───── DATA ENTRIES ─────
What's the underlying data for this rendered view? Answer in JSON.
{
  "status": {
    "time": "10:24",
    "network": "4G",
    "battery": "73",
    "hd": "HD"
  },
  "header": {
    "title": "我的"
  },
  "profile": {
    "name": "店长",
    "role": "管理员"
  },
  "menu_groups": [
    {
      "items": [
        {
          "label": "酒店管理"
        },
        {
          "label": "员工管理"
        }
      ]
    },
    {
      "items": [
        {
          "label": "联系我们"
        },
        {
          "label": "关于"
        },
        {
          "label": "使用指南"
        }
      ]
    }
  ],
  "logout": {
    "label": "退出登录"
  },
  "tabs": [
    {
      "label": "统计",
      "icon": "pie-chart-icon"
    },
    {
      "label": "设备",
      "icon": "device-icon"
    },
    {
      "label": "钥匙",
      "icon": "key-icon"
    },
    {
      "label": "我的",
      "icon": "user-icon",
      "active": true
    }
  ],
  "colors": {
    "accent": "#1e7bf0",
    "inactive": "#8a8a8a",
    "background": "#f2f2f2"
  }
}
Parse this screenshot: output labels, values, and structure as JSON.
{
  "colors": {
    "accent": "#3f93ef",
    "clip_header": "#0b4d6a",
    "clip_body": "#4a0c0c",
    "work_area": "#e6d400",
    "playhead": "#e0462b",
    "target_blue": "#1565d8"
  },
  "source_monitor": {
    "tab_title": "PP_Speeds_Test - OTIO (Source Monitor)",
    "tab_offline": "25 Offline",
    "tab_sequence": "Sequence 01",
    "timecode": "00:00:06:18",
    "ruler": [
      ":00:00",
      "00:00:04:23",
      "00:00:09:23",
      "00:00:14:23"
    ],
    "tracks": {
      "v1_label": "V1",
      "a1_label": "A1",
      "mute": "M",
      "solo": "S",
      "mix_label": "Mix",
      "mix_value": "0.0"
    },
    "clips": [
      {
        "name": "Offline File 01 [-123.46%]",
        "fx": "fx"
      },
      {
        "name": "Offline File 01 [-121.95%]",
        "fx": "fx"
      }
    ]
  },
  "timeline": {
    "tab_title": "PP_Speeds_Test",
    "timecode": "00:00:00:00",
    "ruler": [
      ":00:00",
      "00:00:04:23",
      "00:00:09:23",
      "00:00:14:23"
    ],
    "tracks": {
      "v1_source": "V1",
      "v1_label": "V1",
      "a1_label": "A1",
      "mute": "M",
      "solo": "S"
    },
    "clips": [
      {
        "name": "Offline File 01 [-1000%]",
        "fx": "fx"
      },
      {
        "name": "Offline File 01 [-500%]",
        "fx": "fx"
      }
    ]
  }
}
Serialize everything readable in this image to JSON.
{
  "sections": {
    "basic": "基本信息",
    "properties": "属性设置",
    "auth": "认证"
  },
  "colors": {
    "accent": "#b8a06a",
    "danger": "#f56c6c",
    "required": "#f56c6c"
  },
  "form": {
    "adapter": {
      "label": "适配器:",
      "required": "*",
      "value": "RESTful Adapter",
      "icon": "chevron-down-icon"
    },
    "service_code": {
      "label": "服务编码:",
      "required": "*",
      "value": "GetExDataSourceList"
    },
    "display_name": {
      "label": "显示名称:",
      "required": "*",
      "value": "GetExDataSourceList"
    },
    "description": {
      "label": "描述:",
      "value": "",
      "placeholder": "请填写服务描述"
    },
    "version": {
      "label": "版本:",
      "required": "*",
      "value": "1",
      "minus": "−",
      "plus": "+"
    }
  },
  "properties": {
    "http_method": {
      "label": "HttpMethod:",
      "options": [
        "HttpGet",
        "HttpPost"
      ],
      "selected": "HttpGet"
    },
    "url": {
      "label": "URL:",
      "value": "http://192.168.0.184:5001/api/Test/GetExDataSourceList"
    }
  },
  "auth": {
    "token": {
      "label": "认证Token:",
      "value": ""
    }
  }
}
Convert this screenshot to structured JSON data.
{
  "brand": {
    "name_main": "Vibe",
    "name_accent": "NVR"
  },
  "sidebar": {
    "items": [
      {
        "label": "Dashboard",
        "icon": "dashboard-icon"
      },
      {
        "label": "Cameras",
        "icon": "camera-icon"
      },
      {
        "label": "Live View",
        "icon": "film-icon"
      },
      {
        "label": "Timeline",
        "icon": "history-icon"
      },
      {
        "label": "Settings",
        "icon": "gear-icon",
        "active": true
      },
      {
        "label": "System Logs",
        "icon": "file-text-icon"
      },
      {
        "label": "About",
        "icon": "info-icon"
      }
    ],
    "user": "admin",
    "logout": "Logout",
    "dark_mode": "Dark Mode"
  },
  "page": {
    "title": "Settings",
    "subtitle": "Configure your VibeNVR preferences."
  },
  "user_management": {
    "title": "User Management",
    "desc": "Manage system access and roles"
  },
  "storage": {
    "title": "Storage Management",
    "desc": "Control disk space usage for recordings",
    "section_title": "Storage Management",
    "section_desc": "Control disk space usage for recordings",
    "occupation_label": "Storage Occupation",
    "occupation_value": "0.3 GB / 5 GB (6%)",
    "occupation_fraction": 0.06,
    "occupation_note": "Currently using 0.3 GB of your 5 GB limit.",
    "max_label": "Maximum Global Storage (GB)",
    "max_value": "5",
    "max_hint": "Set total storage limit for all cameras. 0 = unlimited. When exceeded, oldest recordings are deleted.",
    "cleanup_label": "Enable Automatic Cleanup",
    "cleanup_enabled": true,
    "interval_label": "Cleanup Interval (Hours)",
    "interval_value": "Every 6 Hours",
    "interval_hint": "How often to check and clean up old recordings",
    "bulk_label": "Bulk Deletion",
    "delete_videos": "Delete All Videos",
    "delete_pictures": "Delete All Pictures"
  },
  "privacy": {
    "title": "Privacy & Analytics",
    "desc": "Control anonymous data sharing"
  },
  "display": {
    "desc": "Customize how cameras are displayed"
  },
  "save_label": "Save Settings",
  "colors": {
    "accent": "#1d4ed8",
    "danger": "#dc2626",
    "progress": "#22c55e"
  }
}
─────
**STATED PROBLEM**.
Return all lines with the word "Settings" in them.

**ANSWER TO THE TASK**.
        "label": "Settings",
    "title": "Settings",
  "save_label": "Save Settings",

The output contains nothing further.